═════ Recorded data ═════

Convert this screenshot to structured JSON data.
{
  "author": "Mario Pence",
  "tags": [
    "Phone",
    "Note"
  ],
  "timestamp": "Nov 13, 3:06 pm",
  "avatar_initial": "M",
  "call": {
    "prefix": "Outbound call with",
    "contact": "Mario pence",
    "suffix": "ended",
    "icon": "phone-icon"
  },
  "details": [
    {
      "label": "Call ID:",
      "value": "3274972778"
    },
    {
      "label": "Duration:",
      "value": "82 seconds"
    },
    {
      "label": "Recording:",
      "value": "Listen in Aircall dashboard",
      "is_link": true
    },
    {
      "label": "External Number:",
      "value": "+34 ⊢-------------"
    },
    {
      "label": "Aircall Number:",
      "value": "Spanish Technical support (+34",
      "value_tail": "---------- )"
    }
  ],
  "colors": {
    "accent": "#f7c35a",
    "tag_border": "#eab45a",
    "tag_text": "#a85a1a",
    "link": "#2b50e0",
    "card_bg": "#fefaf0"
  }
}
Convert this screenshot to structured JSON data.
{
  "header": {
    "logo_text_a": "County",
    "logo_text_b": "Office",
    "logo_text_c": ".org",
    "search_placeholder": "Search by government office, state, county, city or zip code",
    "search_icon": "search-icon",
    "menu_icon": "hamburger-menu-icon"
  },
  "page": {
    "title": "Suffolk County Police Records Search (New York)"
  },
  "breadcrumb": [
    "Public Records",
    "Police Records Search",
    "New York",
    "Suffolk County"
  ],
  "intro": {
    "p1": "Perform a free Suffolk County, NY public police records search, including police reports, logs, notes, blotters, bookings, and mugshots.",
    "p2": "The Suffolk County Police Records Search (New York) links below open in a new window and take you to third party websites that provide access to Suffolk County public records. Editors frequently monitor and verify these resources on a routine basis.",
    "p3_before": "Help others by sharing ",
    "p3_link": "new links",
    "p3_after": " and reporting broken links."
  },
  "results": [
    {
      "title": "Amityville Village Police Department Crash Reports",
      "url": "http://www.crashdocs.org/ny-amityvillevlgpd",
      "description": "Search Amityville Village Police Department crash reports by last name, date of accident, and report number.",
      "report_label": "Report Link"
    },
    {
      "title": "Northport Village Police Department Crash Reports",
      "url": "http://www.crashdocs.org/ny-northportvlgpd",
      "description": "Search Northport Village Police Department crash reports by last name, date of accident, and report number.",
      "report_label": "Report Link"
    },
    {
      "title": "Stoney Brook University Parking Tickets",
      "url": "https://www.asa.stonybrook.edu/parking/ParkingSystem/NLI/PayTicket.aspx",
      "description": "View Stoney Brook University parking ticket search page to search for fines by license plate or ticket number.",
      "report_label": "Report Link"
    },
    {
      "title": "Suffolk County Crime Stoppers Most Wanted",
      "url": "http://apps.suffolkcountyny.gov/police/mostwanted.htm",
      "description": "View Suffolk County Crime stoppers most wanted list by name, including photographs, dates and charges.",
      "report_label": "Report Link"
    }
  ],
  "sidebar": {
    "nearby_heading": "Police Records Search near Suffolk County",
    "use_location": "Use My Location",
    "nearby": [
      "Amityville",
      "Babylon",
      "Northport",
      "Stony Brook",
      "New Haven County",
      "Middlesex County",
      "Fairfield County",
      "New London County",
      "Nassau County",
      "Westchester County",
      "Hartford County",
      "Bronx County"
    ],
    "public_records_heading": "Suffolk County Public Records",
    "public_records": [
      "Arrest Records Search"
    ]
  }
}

═════

▸ Task requirements
Quote every line of the data, word for word.

▸ Exercise answer
Convert this screenshot to structured JSON data.
{
  "author": "Mario Pence",
  "tags": [
    "Phone",
    "Note"
  ],
  "timestamp": "Nov 13, 3:06 pm",
  "avatar_initial": "M",
  "call": {
    "prefix": "Outbound call with",
    "contact": "Mario pence",
    "suffix": "ended",
    "icon": "phone-icon"
  },
  "details": [
    {
      "label": "Call ID:",
      "value": "3274972778"
    },
    {
      "label": "Duration:",
      "value": "82 seconds"
    },
    {
      "label": "Recording:",
      "value": "Listen in Aircall dashboard",
      "is_link": true
    },
    {
      "label": "External Number:",
      "value": "+34 ⊢-------------"
    },
    {
      "label": "Aircall Number:",
      "value": "Spanish Technical support (+34",
      "value_tail": "---------- )"
    }
  ],
  "colors": {
    "accent": "#f7c35a",
    "tag_border": "#eab45a",
    "tag_text": "#a85a1a",
    "link": "#2b50e0",
    "card_bg": "#fefaf0"
  }
}
Convert this screenshot to structured JSON data.
{
  "header": {
    "logo_text_a": "County",
    "logo_text_b": "Office",
    "logo_text_c": ".org",
    "search_placeholder": "Search by government office, state, county, city or zip code",
    "search_icon": "search-icon",
    "menu_icon": "hamburger-menu-icon"
  },
  "page": {
    "title": "Suffolk County Police Records Search (New York)"
  },
  "breadcrumb": [
    "Public Records",
    "Police Records Search",
    "New York",
    "Suffolk County"
  ],
  "intro": {
    "p1": "Perform a free Suffolk County, NY public police records search, including police reports, logs, notes, blotters, bookings, and mugshots.",
    "p2": "The Suffolk County Police Records Search (New York) links below open in a new window and take you to third party websites that provide access to Suffolk County public records. Editors frequently monitor and verify these resources on a routine basis.",
    "p3_before": "Help others by sharing ",
    "p3_link": "new links",
    "p3_after": " and reporting broken links."
  },
  "results": [
    {
      "title": "Amityville Village Police Department Crash Reports",
      "url": "http://www.crashdocs.org/ny-amityvillevlgpd",
      "description": "Search Amityville Village Police Department crash reports by last name, date of accident, and report number.",
      "report_label": "Report Link"
    },
    {
      "title": "Northport Village Police Department Crash Reports",
      "url": "http://www.crashdocs.org/ny-northportvlgpd",
      "description": "Search Northport Village Police Department crash reports by last name, date of accident, and report number.",
      "report_label": "Report Link"
    },
    {
      "title": "Stoney Brook University Parking Tickets",
      "url": "https://www.asa.stonybrook.edu/parking/ParkingSystem/NLI/PayTicket.aspx",
      "description": "View Stoney Brook University parking ticket search page to search for fines by license plate or ticket number.",
      "report_label": "Report Link"
    },
    {
      "title": "Suffolk County Crime Stoppers Most Wanted",
      "url": "http://apps.suffolkcountyny.gov/police/mostwanted.htm",
      "description": "View Suffolk County Crime stoppers most wanted list by name, including photographs, dates and charges.",
      "report_label": "Report Link"
    }
  ],
  "sidebar": {
    "nearby_heading": "Police Records Search near Suffolk County",
    "use_location": "Use My Location",
    "nearby": [
      "Amityville",
      "Babylon",
      "Northport",
      "Stony Brook",
      "New Haven County",
      "Middlesex County",
      "Fairfield County",
      "New London County",
      "Nassau County",
      "Westchester County",
      "Hartford County",
      "Bronx County"
    ],
    "public_records_heading": "Suffolk County Public Records",
    "public_records": [
      "Arrest Records Search"
    ]
  }
}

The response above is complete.